━━ EXTRACTED MATERIAL ━━
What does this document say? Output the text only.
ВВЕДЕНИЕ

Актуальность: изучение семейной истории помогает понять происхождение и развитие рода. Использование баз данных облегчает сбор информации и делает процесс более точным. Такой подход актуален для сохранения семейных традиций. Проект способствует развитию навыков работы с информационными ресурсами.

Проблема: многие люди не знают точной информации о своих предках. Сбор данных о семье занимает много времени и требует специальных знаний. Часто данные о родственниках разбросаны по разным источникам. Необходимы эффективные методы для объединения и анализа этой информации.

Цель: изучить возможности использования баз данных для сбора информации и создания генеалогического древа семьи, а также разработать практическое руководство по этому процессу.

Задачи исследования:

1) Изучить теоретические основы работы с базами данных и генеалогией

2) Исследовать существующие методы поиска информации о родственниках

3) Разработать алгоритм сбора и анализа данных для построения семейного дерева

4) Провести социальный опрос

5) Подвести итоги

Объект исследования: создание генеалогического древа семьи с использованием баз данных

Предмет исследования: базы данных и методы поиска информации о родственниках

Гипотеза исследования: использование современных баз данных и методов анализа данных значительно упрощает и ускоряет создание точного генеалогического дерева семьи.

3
━━━
• YOUR GOAL
Copy out the material above in its entirety. Every detail must match.

• REPLY
What does this document say? Output the text only.
ВВЕДЕНИЕ

Актуальность: изучение семейной истории помогает понять происхождение и развитие рода. Использование баз данных облегчает сбор информации и делает процесс более точным. Такой подход актуален для сохранения семейных традиций. Проект способствует развитию навыков работы с информационными ресурсами.

Проблема: многие люди не знают точной информации о своих предках. Сбор данных о семье занимает много времени и требует специальных знаний. Часто данные о родственниках разбросаны по разным источникам. Необходимы эффективные методы для объединения и анализа этой информации.

Цель: изучить возможности использования баз данных для сбора информации и создания генеалогического древа семьи, а также разработать практическое руководство по этому процессу.

Задачи исследования:

1) Изучить теоретические основы работы с базами данных и генеалогией

2) Исследовать существующие методы поиска информации о родственниках

3) Разработать алгоритм сбора и анализа данных для построения семейного дерева

4) Провести социальный опрос

5) Подвести итоги

Объект исследования: создание генеалогического древа семьи с использованием баз данных

Предмет исследования: базы данных и методы поиска информации о родственниках

Гипотеза исследования: использование современных баз данных и методов анализа данных значительно упрощает и ускоряет создание точного генеалогического дерева семьи.

3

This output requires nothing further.